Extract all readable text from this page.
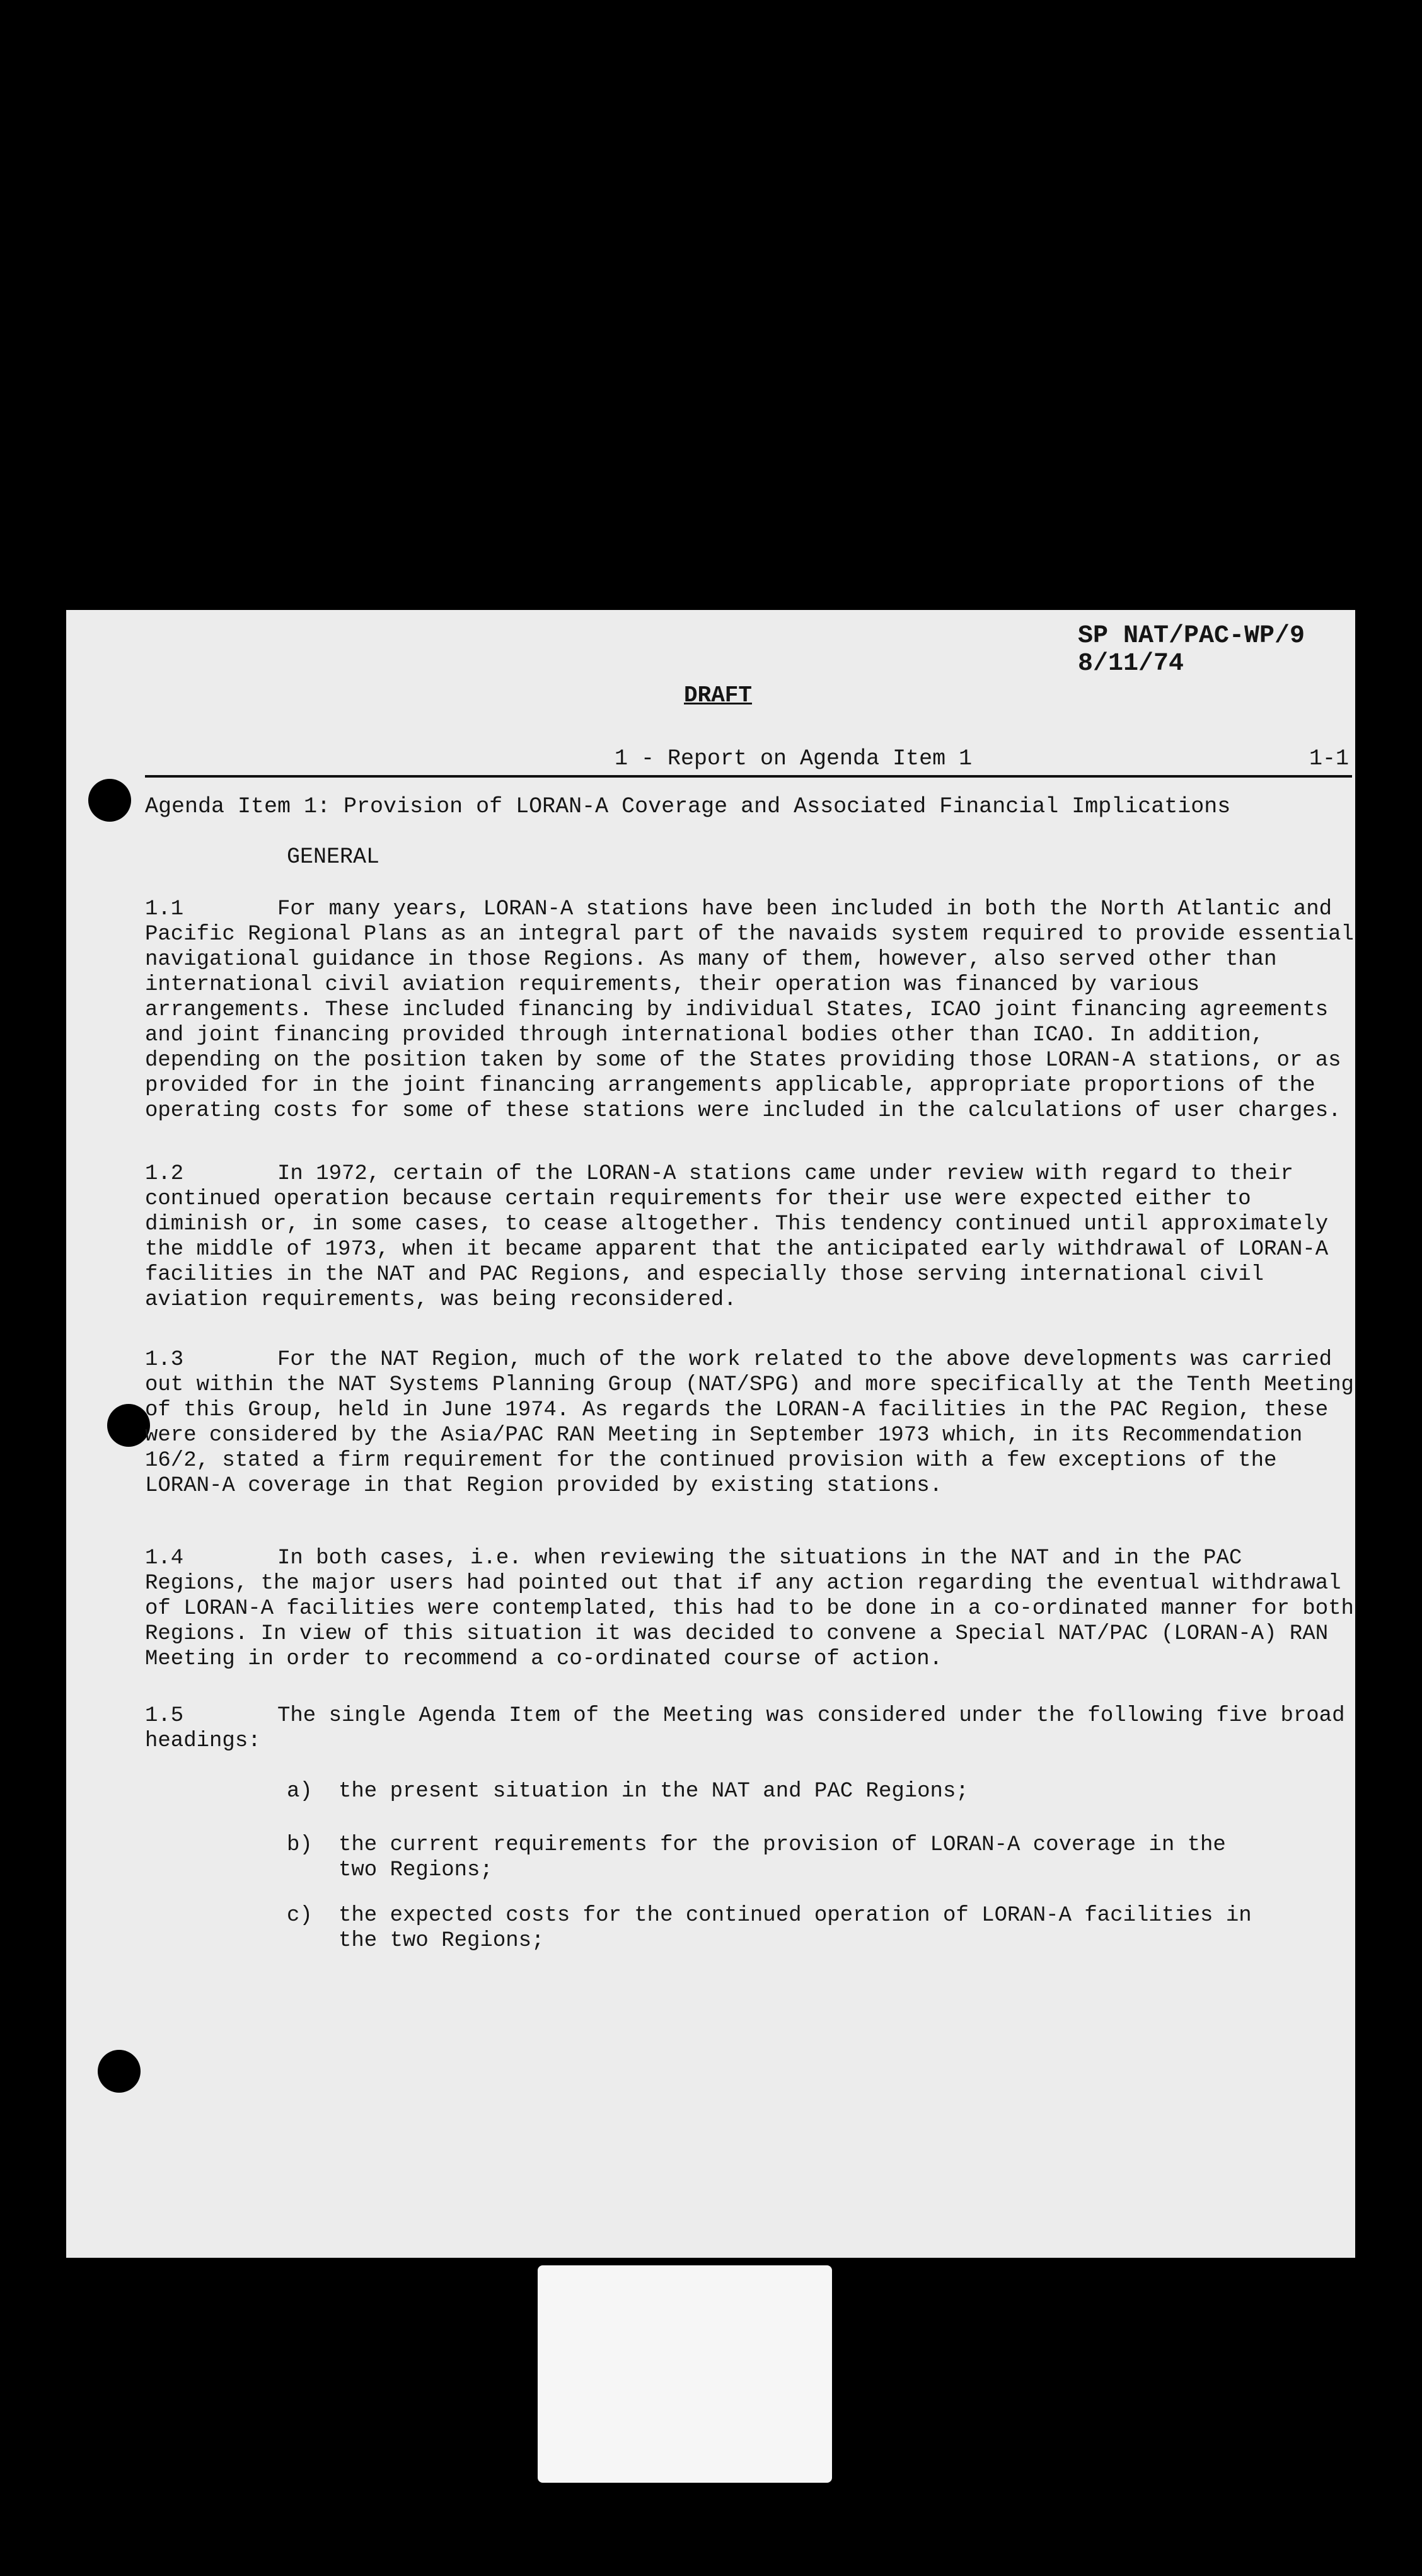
SP NAT/PAC-WP/9
8/11/74
DRAFT
1 - Report on Agenda Item 1	1-1
Agenda Item 1: Provision of LORAN-A Coverage and Associated Financial Implications
GENERAL

1.1	For many years, LORAN-A stations have been included in both the North Atlantic and Pacific Regional Plans as an integral part of the navaids system required to provide essential navigational guidance in those Regions. As many of them, however, also served other than international civil aviation requirements, their operation was financed by various arrangements. These included financing by individual States, ICAO joint financing agreements and joint financing provided through international bodies other than ICAO. In addition, depending on the position taken by some of the States providing those LORAN-A stations, or as provided for in the joint financing arrangements applicable, appropriate proportions of the operating costs for some of these stations were included in the calculations of user charges.

1.2	In 1972, certain of the LORAN-A stations came under review with regard to their continued operation because certain requirements for their use were expected either to diminish or, in some cases, to cease altogether. This tendency continued until approximately the middle of 1973, when it became apparent that the anticipated early withdrawal of LORAN-A facilities in the NAT and PAC Regions, and especially those serving international civil aviation requirements, was being reconsidered.

1.3	For the NAT Region, much of the work related to the above developments was carried out within the NAT Systems Planning Group (NAT/SPG) and more specifically at the Tenth Meeting of this Group, held in June 1974. As regards the LORAN-A facilities in the PAC Region, these were considered by the Asia/PAC RAN Meeting in September 1973 which, in its Recommendation 16/2, stated a firm requirement for the continued provision with a few exceptions of the LORAN-A coverage in that Region provided by existing stations.

1.4	In both cases, i.e. when reviewing the situations in the NAT and in the PAC Regions, the major users had pointed out that if any action regarding the eventual withdrawal of LORAN-A facilities were contemplated, this had to be done in a co-ordinated manner for both Regions. In view of this situation it was decided to convene a Special NAT/PAC (LORAN-A) RAN Meeting in order to recommend a co-ordinated course of action.

1.5	The single Agenda Item of the Meeting was considered under the following five broad headings:

a) the present situation in the NAT and PAC Regions;
b) the current requirements for the provision of LORAN-A coverage in the two Regions;
c) the expected costs for the continued operation of LORAN-A facilities in the two Regions;
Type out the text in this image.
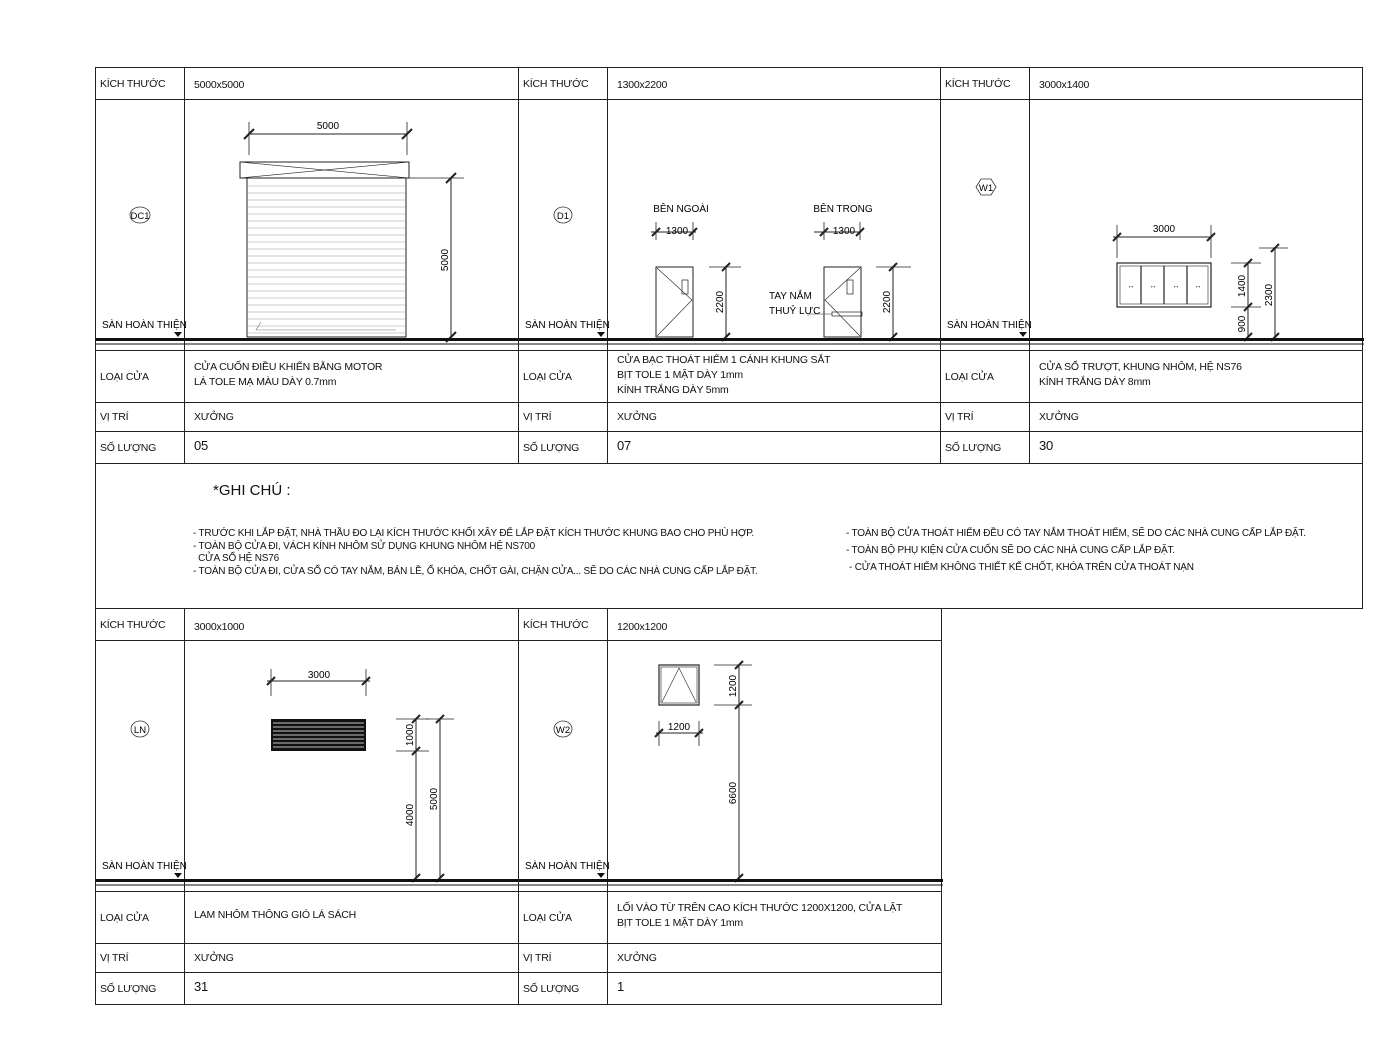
KÍCH THƯỚC	5000x5000
DC1
5000
5000
SÀN HOÀN THIỆN
LOẠI CỬA
CỬA CUỐN ĐIỀU KHIỂN BẰNG MOTOR
LÁ TOLE MẠ MÀU DÀY 0.7mm
VỊ TRÍ	XƯỞNG
SỐ LƯỢNG	05
KÍCH THƯỚC	1300x2200
D1
BÊN NGOÀI
1300
2200
BÊN TRONG
1300
TAY NẮM
THUỶ LỰC	2200
SÀN HOÀN THIỆN
LOẠI CỬA
CỬA BẠC THOÁT HIỂM 1 CÁNH KHUNG SẮT
BỊT TOLE 1 MẶT DÀY 1mm
KÍNH TRẮNG DÀY 5mm
VỊ TRÍ	XƯỞNG
SỐ LƯỢNG	07
KÍCH THƯỚC	3000x1400
W1
3000
↔ ↔ ↔ ↔	1400
900
2300
SÀN HOÀN THIỆN
LOẠI CỬA
CỬA SỔ TRƯỢT, KHUNG NHÔM, HỆ NS76
KÍNH TRẮNG DÀY 8mm
VỊ TRÍ	XƯỞNG
SỐ LƯỢNG	30
*GHI CHÚ :
- TRƯỚC KHI LẮP ĐẶT, NHÀ THẦU ĐO LẠI KÍCH THƯỚC KHỐI XÂY ĐỂ LẮP ĐẶT KÍCH THƯỚC KHUNG BAO CHO PHÙ HỢP.
- TOÀN BỘ CỬA ĐI, VÁCH KÍNH NHÔM SỬ DỤNG KHUNG NHÔM HỆ NS700
CỬA SỔ HỆ NS76
- TOÀN BỘ CỬA ĐI, CỬA SỔ CÓ TAY NẮM, BẢN LỀ, Ổ KHÓA, CHỐT GÀI, CHẶN CỬA... SẼ DO CÁC NHÀ CUNG CẤP LẮP ĐẶT.
- TOÀN BỘ CỬA THOÁT HIỂM ĐỀU CÓ TAY NẮM THOÁT HIỂM, SẼ DO CÁC NHÀ CUNG CẤP LẮP ĐẶT.
- TOÀN BỘ PHỤ KIỆN CỬA CUỐN SẼ DO CÁC NHÀ CUNG CẤP LẮP ĐẶT.
- CỬA THOÁT HIỂM KHÔNG THIẾT KẾ CHỐT, KHÓA TRÊN CỬA THOÁT NẠN
KÍCH THƯỚC	3000x1000
LN
3000
1000
4000
5000
SÀN HOÀN THIỆN
LOẠI CỬA	LAM NHÔM THÔNG GIÓ LÁ SÁCH
VỊ TRÍ	XƯỞNG
SỐ LƯỢNG	31
KÍCH THƯỚC	1200x1200
W2
1200
6600
1200
SÀN HOÀN THIỆN
LOẠI CỬA
LỐI VÀO TỪ TRÊN CAO KÍCH THƯỚC 1200X1200, CỬA LẬT
BỊT TOLE 1 MẶT DÀY 1mm
VỊ TRÍ	XƯỞNG
SỐ LƯỢNG	1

------------------------------

## Work to complete
Reproduce nothing but the lines that run from the line containing "Type out the text in this image." through the last line of the records, inclusive. Omit the pictures.

## Expected answer
Type out the text in this image.
KÍCH THƯỚC	5000x5000
DC1
5000
5000
SÀN HOÀN THIỆN
LOẠI CỬA
CỬA CUỐN ĐIỀU KHIỂN BẰNG MOTOR
LÁ TOLE MẠ MÀU DÀY 0.7mm
VỊ TRÍ	XƯỞNG
SỐ LƯỢNG	05
KÍCH THƯỚC	1300x2200
D1
BÊN NGOÀI
1300
2200
BÊN TRONG
1300
TAY NẮM
THUỶ LỰC	2200
SÀN HOÀN THIỆN
LOẠI CỬA
CỬA BẠC THOÁT HIỂM 1 CÁNH KHUNG SẮT
BỊT TOLE 1 MẶT DÀY 1mm
KÍNH TRẮNG DÀY 5mm
VỊ TRÍ	XƯỞNG
SỐ LƯỢNG	07
KÍCH THƯỚC	3000x1400
W1
3000
↔ ↔ ↔ ↔	1400
900
2300
SÀN HOÀN THIỆN
LOẠI CỬA
CỬA SỔ TRƯỢT, KHUNG NHÔM, HỆ NS76
KÍNH TRẮNG DÀY 8mm
VỊ TRÍ	XƯỞNG
SỐ LƯỢNG	30
*GHI CHÚ :
- TRƯỚC KHI LẮP ĐẶT, NHÀ THẦU ĐO LẠI KÍCH THƯỚC KHỐI XÂY ĐỂ LẮP ĐẶT KÍCH THƯỚC KHUNG BAO CHO PHÙ HỢP.
- TOÀN BỘ CỬA ĐI, VÁCH KÍNH NHÔM SỬ DỤNG KHUNG NHÔM HỆ NS700
CỬA SỔ HỆ NS76
- TOÀN BỘ CỬA ĐI, CỬA SỔ CÓ TAY NẮM, BẢN LỀ, Ổ KHÓA, CHỐT GÀI, CHẶN CỬA... SẼ DO CÁC NHÀ CUNG CẤP LẮP ĐẶT.
- TOÀN BỘ CỬA THOÁT HIỂM ĐỀU CÓ TAY NẮM THOÁT HIỂM, SẼ DO CÁC NHÀ CUNG CẤP LẮP ĐẶT.
- TOÀN BỘ PHỤ KIỆN CỬA CUỐN SẼ DO CÁC NHÀ CUNG CẤP LẮP ĐẶT.
- CỬA THOÁT HIỂM KHÔNG THIẾT KẾ CHỐT, KHÓA TRÊN CỬA THOÁT NẠN
KÍCH THƯỚC	3000x1000
LN
3000
1000
4000
5000
SÀN HOÀN THIỆN
LOẠI CỬA	LAM NHÔM THÔNG GIÓ LÁ SÁCH
VỊ TRÍ	XƯỞNG
SỐ LƯỢNG	31
KÍCH THƯỚC	1200x1200
W2
1200
6600
1200
SÀN HOÀN THIỆN
LOẠI CỬA
LỐI VÀO TỪ TRÊN CAO KÍCH THƯỚC 1200X1200, CỬA LẬT
BỊT TOLE 1 MẶT DÀY 1mm
VỊ TRÍ	XƯỞNG
SỐ LƯỢNG	1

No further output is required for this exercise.